Exercise description: Could you return every record below word for word, leaving out the pictures?

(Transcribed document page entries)
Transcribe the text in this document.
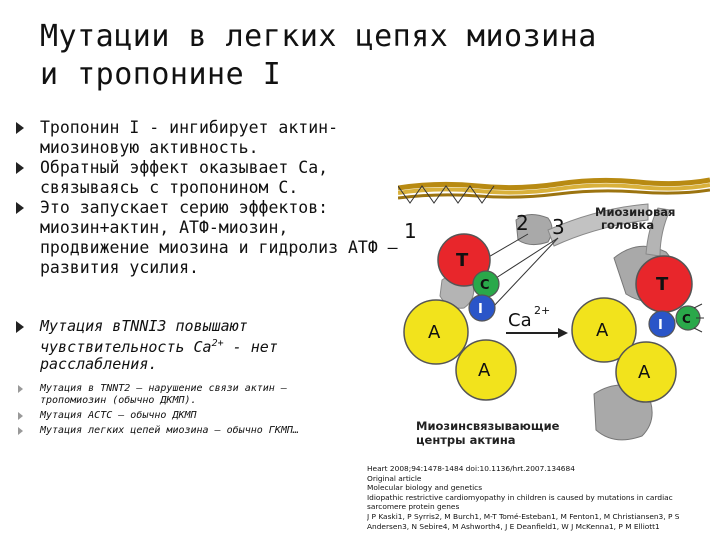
Мутации в легких цепях миозина
и тропонине I
Тропонин I - ингибирует актин-миозиновую активность.
Обратный эффект оказывает Са, связываясь с тропонином С.
Это запускает серию эффектов: миозин+актин, АТФ-миозин, продвижение миозина и гидролиз АТФ – развития усилия.
Мутация вTNNI3 повышают чувствительность $Са^{2+}$ - нет расслабления.
Мутация в TNNT2 – нарушение связи актин – тропомиозин (обычно ДКМП).
Мутация ACTC – обычно ДКМП
Мутация легких цепей миозина – обычно ГКМП…
Миозиновая
головка
1	2 3
T
C
I
A
A
Ca 2+
T
I C
A
A
Миозинсвязывающие
центры актина
Heart 2008;94:1478-1484 doi:10.1136/hrt.2007.134684
Original article
Molecular biology and genetics
Idiopathic restrictive cardiomyopathy in children is caused by mutations in cardiac
sarcomere protein genes
J P Kaski1, P Syrris2, M Burch1, M-T Tomé-Esteban1, M Fenton1, M Christiansen3, P S
Andersen3, N Sebire4, M Ashworth4, J E Deanfield1, W J McKenna1, P M Elliott1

Written reply:
Transcribe the text in this document.
Мутации в легких цепях миозина
и тропонине I
Тропонин I - ингибирует актин-миозиновую активность.
Обратный эффект оказывает Са, связываясь с тропонином С.
Это запускает серию эффектов: миозин+актин, АТФ-миозин, продвижение миозина и гидролиз АТФ – развития усилия.
Мутация вTNNI3 повышают чувствительность $Са^{2+}$ - нет расслабления.
Мутация в TNNT2 – нарушение связи актин – тропомиозин (обычно ДКМП).
Мутация ACTC – обычно ДКМП
Мутация легких цепей миозина – обычно ГКМП…
Миозиновая
головка
1	2 3
T
C
I
A
A
Ca 2+
T
I C
A
A
Миозинсвязывающие
центры актина
Heart 2008;94:1478-1484 doi:10.1136/hrt.2007.134684
Original article
Molecular biology and genetics
Idiopathic restrictive cardiomyopathy in children is caused by mutations in cardiac
sarcomere protein genes
J P Kaski1, P Syrris2, M Burch1, M-T Tomé-Esteban1, M Fenton1, M Christiansen3, P S
Andersen3, N Sebire4, M Ashworth4, J E Deanfield1, W J McKenna1, P M Elliott1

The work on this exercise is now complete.